> [WHAT THE TASK ASKS] Tell how many lines have the string "text" in them, and write nothing besides the number.

____ PROVIDED ENTRIES

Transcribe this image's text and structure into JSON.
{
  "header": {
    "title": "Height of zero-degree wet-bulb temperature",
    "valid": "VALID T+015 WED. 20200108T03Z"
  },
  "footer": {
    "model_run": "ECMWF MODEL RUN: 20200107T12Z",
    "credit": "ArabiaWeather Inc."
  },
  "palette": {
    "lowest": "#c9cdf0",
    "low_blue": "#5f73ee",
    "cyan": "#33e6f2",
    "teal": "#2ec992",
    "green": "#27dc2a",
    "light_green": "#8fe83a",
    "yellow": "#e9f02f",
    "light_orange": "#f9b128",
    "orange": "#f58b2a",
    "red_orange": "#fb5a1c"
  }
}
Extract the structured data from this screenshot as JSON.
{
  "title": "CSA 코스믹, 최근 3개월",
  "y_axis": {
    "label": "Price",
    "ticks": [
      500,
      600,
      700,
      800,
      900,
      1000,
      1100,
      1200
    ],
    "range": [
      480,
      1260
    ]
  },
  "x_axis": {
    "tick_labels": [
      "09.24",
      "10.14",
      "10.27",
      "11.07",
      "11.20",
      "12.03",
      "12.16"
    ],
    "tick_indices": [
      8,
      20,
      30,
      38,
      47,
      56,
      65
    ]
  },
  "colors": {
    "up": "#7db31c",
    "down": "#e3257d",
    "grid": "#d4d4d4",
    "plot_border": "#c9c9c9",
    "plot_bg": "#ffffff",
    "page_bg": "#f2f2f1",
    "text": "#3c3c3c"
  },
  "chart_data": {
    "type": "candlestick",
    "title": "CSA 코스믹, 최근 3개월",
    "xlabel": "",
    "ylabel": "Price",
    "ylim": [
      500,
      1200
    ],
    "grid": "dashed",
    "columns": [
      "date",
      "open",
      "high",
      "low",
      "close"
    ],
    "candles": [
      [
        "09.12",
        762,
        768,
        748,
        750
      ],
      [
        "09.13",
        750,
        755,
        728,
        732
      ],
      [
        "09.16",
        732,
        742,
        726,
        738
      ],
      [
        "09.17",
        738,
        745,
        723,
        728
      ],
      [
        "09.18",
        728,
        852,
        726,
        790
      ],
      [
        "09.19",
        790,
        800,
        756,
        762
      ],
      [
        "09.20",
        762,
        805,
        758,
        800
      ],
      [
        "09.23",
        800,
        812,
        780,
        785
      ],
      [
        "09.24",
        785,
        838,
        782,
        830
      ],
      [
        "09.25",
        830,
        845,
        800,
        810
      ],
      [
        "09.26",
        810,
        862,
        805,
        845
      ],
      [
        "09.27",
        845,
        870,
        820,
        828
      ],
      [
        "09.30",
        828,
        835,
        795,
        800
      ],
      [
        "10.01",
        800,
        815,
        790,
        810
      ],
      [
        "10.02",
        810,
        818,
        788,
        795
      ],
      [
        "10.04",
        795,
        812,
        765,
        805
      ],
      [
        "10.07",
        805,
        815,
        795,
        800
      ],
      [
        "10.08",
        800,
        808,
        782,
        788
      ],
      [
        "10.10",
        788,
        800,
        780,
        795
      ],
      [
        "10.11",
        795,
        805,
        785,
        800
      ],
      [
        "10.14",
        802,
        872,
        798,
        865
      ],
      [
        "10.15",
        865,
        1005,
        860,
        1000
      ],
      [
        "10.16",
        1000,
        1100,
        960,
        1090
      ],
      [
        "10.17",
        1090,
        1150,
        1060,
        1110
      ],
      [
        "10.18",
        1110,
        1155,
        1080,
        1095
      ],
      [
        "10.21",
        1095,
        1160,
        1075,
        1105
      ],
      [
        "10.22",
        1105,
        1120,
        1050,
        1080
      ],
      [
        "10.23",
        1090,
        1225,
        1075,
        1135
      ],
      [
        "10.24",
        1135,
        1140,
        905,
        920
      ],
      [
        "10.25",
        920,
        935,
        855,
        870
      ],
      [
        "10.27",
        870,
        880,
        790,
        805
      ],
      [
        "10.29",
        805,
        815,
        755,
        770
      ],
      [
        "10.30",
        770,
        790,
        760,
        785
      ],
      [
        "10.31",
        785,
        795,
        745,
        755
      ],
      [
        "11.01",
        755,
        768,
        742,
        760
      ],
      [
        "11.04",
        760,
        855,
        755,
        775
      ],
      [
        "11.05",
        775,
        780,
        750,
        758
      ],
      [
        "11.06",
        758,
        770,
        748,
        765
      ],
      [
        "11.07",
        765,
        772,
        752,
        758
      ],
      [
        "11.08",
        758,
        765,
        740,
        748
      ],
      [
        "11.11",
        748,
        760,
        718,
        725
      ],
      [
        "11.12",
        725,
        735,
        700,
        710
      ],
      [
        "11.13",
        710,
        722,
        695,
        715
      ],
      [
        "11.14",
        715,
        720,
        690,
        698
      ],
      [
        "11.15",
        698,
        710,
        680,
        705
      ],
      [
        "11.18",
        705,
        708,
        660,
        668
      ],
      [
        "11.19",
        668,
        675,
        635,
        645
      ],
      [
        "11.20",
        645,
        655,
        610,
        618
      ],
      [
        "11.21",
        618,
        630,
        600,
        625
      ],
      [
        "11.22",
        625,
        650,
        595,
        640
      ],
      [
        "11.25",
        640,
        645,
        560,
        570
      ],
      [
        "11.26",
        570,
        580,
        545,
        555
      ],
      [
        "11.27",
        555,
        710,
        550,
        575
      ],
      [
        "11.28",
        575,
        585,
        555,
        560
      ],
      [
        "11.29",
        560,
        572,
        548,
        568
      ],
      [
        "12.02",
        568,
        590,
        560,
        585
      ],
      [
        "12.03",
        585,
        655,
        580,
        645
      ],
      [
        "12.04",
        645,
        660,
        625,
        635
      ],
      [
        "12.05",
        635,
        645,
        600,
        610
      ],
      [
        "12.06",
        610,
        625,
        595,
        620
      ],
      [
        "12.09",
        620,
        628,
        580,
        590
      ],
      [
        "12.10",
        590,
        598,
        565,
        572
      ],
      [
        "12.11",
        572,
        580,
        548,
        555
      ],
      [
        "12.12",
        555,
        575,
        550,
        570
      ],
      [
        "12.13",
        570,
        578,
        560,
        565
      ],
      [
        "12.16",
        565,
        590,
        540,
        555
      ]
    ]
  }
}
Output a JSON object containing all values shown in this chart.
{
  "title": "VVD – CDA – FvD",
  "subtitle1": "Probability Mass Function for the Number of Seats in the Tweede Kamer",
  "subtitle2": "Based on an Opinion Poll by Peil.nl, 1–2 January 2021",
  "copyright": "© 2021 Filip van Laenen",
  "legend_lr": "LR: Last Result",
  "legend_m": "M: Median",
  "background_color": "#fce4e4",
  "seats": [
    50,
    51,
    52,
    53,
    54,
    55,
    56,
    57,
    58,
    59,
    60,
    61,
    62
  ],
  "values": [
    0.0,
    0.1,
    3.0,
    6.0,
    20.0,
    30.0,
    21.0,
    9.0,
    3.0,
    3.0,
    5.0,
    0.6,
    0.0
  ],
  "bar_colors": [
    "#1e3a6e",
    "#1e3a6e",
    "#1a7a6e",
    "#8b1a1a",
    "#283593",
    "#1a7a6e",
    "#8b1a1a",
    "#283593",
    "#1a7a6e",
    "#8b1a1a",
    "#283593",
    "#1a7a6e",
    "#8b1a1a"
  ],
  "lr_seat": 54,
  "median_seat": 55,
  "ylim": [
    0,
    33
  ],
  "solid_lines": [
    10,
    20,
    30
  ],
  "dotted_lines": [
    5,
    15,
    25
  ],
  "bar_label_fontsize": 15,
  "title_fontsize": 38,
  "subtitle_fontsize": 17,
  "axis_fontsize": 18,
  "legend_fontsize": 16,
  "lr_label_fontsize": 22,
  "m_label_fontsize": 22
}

________

> [REPLY] 2